USING THE INFORMATION -
**1)** According to the error-handling text, which two providers support idempotency keys natively?
**2)** Reproduce word for word the stretch of the error-handling text from "Error-handling strategies" through "header that's present.".
**3)** Write the next part of the error-handling strategies text, picking up after its final sentence.

GIVEN PASSAGE -

——————————

Error-handling strategies

When retrying, use exponential backoff with jitter: a 1-second base delay that doubles on each retry, with a random offset added to prevent multiple clients from retrying in lockstep. Set a maximum retry count and a ceiling on the wait time. On which codes to retry: 400 and 422 errors rarely benefit from a retry without also changing the request. 401 warrants a token refresh first. 403 warrants a user-facing error. The 5xx codes and 429 are worth retrying with backoff, respecting any Retry-After header that's present.

const RETRYABLE = new Set([429, 500, 502, 503, 504]);

async function withRetry(fn, maxAttempts = 4) {
  let attempt = 0;

  while (true) {
    try {
      return await fn();
    } catch (err) {
      attempt++;
      if (!RETRYABLE.has(err.status) || attempt >= maxAttempts) throw err;

      // Respect Retry-After if present
      if (err.retryAfterMs != null) {
        await sleep(err.retryAfterMs);
        continue;
      }

      // Exponential backoff with full jitter
      const cap = 30_000;
      const base = 1_000 * Math.pow(2, attempt - 1);
      const delay = Math.random() * Math.min(cap, base);
      await sleep(delay);
    }
  }
}

For POST requests that create financial records, include an idempotency key if the provider supports it. Xero and Stripe both support idempotency keys natively. If a request with a given key succeeds, subsequent requests with the same key return the original response rather than creating a duplicate. This makes retries on network timeouts safe without risking duplicate invoices or transactions in the customer's accounting system.

// Xero: pass idempotency key as a header
const res = await fetch('https://api.xero.com/api.xro/2.0/Invoices', {
  method: 'POST',
  headers: {
    'Authorization': `Bearer ${accessToken}`,
    'Content-Type': 'application/json',
    'Idempotency-Key': invoice.externalRef, // stable ID from your system
  },
  body: JSON.stringify(invoice),
});

If an endpoint is returning 5xx errors consistently, stop retrying it. A circuit breaker watches for consecutive failures and automatically pauses requests to the failing endpoint for a configured period before attempting a probe request to see if it has recovered. Libraries like Resilience4j in Java or Polly in .NET handle this well. For simpler setups, a flag that disables retries after 10 consecutive errors is better than a loop that hammers a failing endpoint.

——————————

[Items listed in a dataset]

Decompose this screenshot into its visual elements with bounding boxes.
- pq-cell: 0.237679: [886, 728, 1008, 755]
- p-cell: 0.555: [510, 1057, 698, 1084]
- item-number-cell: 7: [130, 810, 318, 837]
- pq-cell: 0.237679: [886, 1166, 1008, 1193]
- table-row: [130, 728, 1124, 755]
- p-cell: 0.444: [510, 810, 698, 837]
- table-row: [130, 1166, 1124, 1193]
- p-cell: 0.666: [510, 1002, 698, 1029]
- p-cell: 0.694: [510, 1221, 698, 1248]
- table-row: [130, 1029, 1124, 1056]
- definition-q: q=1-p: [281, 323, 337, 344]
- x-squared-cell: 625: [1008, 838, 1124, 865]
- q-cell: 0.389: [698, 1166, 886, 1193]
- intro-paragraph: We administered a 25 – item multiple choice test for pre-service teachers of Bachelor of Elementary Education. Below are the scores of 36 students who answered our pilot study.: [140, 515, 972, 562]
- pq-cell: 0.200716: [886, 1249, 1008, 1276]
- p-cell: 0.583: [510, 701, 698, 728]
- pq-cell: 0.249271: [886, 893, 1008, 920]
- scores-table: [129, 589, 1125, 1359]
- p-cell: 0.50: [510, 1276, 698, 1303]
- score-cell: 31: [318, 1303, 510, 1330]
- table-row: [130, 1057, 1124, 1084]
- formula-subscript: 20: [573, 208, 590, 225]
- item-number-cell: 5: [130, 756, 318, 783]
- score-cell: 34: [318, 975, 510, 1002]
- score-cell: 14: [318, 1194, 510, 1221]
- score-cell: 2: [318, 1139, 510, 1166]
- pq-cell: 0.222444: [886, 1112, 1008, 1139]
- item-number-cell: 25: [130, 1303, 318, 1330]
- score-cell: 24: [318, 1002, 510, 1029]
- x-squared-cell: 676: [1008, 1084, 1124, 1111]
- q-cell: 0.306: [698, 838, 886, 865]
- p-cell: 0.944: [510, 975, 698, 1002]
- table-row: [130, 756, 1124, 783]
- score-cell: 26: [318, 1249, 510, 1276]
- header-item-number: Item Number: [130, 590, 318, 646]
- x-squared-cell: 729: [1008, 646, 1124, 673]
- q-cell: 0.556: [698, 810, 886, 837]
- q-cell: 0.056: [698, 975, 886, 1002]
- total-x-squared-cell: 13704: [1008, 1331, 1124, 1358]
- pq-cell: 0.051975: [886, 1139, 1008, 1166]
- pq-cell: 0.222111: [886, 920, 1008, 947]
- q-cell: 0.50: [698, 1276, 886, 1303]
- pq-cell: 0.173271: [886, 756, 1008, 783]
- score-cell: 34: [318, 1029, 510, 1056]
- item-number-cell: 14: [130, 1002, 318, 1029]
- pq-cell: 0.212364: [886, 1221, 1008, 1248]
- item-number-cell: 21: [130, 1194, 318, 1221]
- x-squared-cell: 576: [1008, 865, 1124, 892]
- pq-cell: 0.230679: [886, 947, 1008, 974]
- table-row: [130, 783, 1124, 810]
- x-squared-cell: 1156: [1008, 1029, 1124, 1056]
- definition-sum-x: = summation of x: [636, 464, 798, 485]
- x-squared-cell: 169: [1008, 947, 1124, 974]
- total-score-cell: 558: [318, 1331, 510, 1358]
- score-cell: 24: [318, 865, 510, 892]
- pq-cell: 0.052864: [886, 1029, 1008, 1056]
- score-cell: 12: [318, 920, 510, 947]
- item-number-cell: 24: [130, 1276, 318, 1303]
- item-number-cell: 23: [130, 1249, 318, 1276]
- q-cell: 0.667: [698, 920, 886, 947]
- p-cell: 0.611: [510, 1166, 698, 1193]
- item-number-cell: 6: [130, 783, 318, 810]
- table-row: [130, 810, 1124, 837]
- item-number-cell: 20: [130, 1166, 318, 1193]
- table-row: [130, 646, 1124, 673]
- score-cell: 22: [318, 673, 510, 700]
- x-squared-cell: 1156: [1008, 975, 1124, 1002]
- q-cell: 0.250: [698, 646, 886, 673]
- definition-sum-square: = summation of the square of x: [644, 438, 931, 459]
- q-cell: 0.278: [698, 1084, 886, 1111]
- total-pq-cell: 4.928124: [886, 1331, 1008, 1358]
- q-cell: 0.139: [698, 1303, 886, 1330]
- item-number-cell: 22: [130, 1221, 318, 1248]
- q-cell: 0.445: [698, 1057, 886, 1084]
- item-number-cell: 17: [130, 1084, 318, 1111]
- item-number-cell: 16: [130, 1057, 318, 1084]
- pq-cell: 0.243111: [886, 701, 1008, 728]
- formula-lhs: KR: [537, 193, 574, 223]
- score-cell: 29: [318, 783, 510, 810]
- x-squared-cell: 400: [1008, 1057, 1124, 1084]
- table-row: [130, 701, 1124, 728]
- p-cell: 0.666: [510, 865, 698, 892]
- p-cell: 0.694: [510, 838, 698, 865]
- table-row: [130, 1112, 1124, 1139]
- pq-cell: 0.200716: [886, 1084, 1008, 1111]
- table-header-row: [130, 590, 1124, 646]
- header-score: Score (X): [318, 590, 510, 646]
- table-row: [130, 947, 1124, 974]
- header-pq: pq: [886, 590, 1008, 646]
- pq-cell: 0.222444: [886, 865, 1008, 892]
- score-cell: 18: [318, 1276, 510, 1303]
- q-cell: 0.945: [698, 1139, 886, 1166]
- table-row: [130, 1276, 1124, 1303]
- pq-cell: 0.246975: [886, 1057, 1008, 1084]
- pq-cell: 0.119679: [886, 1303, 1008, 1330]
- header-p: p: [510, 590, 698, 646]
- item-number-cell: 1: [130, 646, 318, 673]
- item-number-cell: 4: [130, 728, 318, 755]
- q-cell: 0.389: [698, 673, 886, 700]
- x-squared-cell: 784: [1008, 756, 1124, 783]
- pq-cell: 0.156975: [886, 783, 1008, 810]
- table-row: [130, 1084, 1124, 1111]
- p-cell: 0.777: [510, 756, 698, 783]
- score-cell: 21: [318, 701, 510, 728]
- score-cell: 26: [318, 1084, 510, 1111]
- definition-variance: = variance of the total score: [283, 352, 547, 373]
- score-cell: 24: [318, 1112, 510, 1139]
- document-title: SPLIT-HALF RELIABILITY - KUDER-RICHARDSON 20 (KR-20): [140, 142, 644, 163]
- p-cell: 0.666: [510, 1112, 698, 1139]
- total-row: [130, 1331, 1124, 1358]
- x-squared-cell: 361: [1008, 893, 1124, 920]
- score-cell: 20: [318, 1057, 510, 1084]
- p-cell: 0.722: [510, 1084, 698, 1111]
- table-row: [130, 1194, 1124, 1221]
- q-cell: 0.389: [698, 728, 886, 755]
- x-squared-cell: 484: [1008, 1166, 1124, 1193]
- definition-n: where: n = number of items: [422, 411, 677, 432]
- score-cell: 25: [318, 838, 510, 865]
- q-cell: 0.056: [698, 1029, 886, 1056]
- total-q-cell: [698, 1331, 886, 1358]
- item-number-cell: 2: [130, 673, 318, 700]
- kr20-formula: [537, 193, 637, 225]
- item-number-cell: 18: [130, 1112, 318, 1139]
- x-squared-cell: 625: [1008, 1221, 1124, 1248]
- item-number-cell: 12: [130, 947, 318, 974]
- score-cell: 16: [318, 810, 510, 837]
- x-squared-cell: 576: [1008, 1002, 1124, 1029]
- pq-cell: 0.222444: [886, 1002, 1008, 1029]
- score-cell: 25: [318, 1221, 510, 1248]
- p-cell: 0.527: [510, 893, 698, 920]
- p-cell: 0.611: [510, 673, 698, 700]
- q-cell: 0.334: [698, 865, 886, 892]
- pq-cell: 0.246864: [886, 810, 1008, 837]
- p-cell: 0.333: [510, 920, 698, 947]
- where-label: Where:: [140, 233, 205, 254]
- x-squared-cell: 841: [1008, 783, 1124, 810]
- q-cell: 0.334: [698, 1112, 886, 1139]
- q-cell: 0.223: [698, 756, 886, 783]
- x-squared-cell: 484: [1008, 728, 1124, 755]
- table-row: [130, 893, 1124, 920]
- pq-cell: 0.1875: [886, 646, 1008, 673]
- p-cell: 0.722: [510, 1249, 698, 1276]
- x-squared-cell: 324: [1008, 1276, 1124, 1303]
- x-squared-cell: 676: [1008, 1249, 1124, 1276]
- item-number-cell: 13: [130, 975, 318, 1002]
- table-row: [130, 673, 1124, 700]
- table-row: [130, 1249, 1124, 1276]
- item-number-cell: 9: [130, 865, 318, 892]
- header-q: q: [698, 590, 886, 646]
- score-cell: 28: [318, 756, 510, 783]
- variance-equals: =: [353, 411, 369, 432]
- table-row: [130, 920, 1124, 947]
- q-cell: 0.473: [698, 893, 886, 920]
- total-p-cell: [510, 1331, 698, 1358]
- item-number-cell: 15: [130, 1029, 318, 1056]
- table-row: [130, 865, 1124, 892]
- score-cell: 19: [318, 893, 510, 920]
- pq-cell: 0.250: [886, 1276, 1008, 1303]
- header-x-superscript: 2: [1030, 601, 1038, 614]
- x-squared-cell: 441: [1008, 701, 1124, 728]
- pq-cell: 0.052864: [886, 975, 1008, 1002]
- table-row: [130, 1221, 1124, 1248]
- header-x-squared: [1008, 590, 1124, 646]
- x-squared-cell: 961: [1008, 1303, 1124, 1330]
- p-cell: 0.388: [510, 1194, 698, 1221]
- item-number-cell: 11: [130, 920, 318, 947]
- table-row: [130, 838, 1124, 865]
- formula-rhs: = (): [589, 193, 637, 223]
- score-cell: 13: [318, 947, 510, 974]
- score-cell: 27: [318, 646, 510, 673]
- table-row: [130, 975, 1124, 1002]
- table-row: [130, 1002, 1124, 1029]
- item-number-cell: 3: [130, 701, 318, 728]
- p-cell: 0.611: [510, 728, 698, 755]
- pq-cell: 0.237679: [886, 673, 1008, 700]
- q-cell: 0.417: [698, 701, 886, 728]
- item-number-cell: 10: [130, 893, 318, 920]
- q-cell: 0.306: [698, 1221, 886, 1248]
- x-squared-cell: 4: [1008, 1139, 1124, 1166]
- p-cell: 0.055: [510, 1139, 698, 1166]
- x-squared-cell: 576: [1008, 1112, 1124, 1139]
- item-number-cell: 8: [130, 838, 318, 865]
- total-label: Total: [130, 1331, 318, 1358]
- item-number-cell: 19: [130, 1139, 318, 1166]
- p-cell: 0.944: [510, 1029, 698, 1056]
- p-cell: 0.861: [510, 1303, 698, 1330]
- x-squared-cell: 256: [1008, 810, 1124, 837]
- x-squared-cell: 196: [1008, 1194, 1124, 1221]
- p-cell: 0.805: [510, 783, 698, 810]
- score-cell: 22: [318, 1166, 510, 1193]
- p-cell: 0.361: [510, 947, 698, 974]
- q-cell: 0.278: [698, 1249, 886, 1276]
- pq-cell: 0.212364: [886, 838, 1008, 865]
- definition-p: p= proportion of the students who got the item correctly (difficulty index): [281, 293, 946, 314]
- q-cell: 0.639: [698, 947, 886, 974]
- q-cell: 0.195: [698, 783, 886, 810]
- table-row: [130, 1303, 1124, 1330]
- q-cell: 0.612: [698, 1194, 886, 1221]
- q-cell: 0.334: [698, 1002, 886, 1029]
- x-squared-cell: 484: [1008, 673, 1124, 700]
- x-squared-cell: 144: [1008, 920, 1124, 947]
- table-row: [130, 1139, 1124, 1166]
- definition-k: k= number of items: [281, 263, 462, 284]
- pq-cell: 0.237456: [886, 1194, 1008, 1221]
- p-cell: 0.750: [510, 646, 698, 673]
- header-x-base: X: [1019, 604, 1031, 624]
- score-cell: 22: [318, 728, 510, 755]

——————————

TASK RESULTS -
**1)** Xero and Stripe.

**2)**
Error-handling strategies

When retrying, use exponential backoff with jitter: a 1-second base delay that doubles on each retry, with a random offset added to prevent multiple clients from retrying in lockstep. Set a maximum retry count and a ceiling on the wait time. On which codes to retry: 400 and 422 errors rarely benefit from a retry without also changing the request. 401 warrants a token refresh first. 403 warrants a user-facing error. The 5xx codes and 429 are worth retrying with backoff, respecting any Retry-After header that's present.

**3)**
Structured logging is the investment teams undervalue until they're in an incident. For every non-2xx response, log the status code and the request ID returned by the provider, along with the endpoint and HTTP method. Include enough of the response body to understand what failed. Avoid logging full request payloads (API keys, PII) in production, but log enough to reconstruct what happened.

function logApiError(method, url, status, responseBody) {
  const requestId =
    responseBody?.requestId ??
    responseBody?.id ??
    responseBody?.Fault?.Error?.[0]?.Detail ?? // QuickBooks
    null;

  console.error(JSON.stringify({
    level: 'error',
    method,
    url,
    status,
    requestId,
    message: responseBody?.message ?? responseBody?.detail ?? null,
    ts: new Date().toISOString(),
  }));
}

For teams building against multiple accounting APIs, provider inconsistency is a real operational cost. QuickBooks returns a 400 where Xero returns a 422 for the same class of validation error, and rate limit handling diverges just as sharply across providers. Apideck's Accounting API normalizes these differences before they reach your application, so your error-handling logic doesn't need to branch by provider.

The status code is the first word in every API conversation. If your application isn't listening to it, it's guessing.